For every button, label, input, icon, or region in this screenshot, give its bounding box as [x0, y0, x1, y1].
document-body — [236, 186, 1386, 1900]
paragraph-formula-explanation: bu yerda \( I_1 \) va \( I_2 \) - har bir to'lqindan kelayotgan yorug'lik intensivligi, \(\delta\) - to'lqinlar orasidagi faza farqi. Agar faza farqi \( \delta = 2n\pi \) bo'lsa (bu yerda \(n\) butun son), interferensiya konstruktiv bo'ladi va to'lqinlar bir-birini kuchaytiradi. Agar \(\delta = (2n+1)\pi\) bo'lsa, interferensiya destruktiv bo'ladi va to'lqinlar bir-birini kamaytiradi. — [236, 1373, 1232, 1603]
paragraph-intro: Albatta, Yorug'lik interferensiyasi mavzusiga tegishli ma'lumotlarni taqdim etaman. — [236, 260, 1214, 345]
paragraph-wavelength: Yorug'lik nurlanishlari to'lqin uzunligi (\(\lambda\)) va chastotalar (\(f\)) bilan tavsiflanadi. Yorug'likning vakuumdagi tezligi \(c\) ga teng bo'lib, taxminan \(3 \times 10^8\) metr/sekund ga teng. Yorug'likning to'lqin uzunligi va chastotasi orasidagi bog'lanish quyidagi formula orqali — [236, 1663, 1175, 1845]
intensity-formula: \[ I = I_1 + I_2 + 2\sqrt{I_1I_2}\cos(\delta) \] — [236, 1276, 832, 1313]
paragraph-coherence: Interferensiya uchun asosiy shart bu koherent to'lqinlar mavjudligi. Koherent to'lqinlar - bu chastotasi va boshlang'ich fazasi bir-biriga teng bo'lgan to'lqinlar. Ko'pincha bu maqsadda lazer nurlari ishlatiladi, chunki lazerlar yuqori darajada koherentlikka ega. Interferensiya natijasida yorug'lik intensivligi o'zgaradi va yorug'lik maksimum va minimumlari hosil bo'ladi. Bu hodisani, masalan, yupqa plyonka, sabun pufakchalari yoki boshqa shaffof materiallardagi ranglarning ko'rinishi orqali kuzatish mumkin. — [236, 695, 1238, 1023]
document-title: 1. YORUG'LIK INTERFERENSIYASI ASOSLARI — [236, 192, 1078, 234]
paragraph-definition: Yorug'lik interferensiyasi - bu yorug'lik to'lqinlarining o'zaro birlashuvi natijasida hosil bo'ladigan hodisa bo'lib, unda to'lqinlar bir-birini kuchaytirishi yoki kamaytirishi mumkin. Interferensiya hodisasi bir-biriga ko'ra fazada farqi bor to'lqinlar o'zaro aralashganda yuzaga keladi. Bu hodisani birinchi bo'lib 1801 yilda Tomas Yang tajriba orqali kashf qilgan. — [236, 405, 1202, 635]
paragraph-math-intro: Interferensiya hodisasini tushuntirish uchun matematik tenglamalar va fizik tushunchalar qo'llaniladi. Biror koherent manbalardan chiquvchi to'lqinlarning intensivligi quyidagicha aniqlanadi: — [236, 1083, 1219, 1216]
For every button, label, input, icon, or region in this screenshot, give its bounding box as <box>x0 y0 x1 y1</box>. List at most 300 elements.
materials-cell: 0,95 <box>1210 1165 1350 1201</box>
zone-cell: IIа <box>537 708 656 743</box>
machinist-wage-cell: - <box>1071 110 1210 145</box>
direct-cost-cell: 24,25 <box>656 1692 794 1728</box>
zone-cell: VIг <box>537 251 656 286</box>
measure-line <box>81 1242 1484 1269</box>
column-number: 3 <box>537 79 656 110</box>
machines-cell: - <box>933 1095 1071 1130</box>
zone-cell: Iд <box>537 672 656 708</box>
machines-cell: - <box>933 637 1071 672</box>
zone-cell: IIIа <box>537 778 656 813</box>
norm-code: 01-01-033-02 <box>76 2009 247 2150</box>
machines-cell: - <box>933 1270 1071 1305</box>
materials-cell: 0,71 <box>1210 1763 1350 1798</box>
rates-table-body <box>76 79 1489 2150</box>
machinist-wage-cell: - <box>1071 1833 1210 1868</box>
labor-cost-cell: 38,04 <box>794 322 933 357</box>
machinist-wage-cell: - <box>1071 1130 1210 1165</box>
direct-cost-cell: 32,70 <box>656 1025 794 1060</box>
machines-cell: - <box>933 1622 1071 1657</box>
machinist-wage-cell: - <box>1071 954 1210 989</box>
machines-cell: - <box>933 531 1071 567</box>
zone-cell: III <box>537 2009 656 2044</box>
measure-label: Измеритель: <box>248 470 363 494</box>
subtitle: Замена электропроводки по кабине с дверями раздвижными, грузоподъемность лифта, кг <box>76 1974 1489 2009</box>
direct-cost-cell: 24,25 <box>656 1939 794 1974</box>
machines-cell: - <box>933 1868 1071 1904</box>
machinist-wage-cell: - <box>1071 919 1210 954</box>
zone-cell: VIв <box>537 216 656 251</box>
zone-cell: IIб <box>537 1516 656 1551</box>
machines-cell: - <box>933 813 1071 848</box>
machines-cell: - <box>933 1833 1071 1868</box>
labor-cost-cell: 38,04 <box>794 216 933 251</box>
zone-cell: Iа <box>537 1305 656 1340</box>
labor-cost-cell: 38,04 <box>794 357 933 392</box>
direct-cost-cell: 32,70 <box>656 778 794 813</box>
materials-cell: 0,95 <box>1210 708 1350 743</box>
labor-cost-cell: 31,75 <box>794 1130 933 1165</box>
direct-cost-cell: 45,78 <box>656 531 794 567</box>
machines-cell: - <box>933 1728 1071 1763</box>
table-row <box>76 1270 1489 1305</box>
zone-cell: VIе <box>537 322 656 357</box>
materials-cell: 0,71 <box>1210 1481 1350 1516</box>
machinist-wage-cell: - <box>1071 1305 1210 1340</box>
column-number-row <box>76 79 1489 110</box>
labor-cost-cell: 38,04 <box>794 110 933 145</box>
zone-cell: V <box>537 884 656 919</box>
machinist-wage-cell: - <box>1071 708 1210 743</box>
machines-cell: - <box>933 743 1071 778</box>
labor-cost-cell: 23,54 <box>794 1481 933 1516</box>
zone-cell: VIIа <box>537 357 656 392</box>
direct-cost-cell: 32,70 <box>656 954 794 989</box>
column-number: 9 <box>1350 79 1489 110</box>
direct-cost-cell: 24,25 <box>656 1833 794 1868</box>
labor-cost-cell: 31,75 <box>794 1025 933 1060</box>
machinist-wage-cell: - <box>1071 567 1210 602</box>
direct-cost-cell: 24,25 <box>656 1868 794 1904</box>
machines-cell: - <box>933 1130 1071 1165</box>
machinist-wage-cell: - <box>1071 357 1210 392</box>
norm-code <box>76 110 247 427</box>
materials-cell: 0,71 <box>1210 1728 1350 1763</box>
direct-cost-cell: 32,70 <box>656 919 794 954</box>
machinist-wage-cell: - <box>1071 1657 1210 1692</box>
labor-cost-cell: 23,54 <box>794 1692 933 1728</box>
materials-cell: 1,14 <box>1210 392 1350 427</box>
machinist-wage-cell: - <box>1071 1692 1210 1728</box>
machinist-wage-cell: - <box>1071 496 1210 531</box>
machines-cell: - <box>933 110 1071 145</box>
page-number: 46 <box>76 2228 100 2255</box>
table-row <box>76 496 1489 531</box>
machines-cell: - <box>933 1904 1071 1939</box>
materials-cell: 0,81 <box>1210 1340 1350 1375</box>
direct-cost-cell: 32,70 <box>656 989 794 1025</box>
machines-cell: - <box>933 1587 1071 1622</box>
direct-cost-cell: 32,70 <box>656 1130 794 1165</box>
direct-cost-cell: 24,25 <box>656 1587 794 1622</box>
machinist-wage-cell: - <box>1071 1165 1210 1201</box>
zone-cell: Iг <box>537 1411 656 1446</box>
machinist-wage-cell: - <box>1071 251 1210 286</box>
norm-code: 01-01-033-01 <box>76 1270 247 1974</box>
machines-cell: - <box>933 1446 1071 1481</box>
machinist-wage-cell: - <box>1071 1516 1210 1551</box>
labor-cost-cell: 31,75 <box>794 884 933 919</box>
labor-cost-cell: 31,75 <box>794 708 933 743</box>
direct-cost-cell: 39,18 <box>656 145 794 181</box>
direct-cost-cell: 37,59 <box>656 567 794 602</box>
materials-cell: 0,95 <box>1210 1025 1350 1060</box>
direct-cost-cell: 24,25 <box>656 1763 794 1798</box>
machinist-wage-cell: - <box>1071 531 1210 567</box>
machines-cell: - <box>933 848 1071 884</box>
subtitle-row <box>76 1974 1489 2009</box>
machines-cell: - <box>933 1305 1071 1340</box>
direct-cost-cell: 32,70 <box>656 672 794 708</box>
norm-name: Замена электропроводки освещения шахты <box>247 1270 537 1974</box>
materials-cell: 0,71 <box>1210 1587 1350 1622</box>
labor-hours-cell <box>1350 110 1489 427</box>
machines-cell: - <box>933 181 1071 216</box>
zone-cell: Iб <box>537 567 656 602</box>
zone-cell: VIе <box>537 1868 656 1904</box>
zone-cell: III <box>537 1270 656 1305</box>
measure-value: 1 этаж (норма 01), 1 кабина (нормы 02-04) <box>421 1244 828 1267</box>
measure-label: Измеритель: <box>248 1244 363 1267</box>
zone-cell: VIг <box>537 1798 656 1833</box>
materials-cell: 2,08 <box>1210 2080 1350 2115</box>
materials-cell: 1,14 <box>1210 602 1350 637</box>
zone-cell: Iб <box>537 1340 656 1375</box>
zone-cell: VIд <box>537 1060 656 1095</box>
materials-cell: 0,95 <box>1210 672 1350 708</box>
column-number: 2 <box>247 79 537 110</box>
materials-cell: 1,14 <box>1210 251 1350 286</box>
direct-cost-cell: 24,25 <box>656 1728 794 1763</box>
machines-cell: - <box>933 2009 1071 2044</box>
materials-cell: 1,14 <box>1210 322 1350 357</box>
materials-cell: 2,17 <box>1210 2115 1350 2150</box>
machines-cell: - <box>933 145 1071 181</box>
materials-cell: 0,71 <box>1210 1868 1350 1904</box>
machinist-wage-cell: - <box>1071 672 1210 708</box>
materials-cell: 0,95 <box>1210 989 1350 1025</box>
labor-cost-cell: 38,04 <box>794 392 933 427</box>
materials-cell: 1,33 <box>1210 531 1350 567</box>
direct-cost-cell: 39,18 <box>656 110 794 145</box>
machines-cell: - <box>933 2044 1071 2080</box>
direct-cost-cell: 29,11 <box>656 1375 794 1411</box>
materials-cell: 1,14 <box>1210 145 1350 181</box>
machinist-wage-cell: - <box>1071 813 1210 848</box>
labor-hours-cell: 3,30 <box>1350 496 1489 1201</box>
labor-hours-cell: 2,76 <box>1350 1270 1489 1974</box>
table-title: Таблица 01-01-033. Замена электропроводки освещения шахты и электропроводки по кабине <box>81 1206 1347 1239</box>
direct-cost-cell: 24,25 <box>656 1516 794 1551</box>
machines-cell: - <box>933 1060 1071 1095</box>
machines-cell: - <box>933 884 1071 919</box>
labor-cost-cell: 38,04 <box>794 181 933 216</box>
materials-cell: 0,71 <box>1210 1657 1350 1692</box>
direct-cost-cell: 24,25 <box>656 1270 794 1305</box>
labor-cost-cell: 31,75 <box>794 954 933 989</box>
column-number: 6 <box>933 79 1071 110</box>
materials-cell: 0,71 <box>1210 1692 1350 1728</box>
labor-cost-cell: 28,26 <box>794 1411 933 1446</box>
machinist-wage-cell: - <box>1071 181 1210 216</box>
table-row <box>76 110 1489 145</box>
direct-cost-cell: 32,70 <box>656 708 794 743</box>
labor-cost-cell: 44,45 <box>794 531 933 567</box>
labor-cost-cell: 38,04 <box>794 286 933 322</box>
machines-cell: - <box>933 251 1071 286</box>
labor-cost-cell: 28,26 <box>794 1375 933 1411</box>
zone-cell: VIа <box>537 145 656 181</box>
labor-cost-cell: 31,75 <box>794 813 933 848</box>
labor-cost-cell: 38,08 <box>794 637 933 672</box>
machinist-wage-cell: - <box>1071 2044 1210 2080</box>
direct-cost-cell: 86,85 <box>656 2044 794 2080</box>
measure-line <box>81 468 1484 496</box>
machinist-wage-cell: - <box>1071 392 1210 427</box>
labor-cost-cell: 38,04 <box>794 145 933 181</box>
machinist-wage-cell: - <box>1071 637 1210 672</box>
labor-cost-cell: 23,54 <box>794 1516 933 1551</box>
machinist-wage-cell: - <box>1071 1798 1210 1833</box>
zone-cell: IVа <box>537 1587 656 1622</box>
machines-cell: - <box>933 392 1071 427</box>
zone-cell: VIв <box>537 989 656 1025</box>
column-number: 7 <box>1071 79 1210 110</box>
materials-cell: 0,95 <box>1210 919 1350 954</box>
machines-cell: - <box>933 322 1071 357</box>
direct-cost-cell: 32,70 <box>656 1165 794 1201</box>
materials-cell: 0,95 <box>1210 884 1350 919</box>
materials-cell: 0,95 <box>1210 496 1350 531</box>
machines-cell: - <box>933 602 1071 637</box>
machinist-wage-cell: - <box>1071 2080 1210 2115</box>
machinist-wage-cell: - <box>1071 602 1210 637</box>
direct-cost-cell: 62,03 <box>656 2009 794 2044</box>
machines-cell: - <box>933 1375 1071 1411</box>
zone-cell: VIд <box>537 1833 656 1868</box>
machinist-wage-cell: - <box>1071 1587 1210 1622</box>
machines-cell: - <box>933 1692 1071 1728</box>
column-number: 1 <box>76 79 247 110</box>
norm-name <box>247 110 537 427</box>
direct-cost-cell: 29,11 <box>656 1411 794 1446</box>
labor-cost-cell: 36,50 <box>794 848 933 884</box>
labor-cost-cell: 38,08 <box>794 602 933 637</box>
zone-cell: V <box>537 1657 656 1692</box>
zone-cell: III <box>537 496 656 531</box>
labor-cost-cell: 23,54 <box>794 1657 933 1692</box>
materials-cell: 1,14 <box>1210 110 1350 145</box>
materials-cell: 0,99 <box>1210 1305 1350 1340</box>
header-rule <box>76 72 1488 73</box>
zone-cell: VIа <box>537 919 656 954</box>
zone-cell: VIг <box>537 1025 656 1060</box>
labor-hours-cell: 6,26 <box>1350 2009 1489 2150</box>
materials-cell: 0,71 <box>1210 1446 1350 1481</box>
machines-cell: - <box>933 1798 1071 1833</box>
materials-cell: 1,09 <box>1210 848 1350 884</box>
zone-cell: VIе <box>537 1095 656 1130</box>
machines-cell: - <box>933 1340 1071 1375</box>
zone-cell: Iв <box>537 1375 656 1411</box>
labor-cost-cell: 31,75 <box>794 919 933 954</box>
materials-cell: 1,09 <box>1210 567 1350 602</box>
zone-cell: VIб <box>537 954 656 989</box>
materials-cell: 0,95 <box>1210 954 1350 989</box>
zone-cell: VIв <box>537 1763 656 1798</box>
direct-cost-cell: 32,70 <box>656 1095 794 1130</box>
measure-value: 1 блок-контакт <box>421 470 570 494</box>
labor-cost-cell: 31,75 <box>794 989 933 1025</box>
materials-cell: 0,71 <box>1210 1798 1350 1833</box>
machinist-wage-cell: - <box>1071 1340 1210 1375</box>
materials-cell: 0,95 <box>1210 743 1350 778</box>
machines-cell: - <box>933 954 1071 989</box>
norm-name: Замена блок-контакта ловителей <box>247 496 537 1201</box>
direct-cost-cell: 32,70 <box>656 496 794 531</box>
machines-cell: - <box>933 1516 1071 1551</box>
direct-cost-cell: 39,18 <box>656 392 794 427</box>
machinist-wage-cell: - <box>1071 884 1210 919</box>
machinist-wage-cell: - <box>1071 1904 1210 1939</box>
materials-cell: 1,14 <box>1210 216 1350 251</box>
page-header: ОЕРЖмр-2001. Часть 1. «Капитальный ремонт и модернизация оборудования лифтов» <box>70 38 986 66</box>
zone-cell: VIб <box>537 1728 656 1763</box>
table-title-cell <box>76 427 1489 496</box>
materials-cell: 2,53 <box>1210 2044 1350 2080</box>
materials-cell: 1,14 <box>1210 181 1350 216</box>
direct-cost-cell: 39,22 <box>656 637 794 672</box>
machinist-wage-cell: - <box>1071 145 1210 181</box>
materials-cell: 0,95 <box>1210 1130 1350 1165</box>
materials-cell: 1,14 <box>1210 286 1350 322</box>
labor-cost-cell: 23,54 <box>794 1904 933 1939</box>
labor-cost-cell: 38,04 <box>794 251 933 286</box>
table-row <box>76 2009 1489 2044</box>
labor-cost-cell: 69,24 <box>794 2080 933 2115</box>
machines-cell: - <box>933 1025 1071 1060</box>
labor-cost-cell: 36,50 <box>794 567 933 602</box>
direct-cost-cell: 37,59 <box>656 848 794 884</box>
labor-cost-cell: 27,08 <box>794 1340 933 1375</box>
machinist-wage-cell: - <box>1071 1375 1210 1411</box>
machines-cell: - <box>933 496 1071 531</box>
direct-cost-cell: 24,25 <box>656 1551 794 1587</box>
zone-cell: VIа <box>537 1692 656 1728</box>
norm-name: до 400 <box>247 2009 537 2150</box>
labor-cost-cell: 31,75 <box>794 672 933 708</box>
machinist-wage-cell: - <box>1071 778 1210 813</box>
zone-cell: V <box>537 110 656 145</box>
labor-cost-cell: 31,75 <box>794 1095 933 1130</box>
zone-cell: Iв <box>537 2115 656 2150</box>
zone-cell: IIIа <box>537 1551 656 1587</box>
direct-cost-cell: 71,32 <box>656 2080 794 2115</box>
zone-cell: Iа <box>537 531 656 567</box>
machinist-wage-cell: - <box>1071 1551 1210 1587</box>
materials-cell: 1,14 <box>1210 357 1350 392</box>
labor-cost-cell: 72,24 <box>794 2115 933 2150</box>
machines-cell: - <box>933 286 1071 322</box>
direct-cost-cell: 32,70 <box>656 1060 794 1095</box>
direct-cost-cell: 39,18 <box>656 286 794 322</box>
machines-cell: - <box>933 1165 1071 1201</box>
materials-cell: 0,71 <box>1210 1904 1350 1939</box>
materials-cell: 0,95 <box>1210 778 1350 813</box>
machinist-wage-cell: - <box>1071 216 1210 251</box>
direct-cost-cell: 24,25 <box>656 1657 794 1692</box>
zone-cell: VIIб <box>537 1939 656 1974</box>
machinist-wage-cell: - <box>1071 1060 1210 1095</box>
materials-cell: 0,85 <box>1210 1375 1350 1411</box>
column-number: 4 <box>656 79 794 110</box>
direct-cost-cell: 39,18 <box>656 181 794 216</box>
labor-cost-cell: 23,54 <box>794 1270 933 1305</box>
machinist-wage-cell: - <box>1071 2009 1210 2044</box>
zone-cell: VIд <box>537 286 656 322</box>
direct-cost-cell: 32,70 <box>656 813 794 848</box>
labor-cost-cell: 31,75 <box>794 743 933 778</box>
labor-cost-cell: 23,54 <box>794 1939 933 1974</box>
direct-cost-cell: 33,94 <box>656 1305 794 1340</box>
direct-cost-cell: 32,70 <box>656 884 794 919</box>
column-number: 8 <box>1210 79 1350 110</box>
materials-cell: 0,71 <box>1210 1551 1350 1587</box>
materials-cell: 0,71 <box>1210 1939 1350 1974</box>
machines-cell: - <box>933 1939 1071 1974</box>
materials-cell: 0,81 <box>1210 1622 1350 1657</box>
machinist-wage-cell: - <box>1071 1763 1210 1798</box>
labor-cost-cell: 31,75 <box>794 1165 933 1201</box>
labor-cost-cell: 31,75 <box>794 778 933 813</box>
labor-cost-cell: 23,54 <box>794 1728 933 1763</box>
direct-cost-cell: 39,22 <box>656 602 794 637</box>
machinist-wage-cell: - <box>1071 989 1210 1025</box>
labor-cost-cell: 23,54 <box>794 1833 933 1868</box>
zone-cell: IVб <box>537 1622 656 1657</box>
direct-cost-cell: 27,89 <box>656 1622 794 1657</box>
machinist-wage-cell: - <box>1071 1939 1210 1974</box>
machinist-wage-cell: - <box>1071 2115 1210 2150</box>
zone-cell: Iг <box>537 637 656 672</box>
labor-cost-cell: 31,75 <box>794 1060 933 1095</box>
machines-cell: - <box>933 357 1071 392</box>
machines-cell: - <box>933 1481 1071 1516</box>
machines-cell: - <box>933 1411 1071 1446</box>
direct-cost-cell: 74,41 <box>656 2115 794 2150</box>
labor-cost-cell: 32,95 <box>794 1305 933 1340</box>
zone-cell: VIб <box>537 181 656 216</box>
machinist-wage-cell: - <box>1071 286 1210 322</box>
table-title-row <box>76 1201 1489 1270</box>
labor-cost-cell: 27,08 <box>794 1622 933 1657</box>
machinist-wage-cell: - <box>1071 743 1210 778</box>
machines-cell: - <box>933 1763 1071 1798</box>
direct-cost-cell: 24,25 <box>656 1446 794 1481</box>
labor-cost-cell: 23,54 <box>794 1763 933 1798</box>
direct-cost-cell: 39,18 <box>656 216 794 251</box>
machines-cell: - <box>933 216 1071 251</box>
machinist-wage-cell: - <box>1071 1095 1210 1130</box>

- **OBJECTIVE**:
Put the rows above into a Markdown table with the columns No. and Text, from the first row through the one that contains "document-body — [236, 186, 1386, 1900]", both included. Give each row a number, and leave out any blank lines.

- **ANSWER TO THIS TASK**:
| No. | Text |
|---|---|
| 1 | For every button, label, input, icon, or region in this screenshot, give its bounding box as [x0, y0, x1, y1]. |
| 2 | document-body — [236, 186, 1386, 1900] |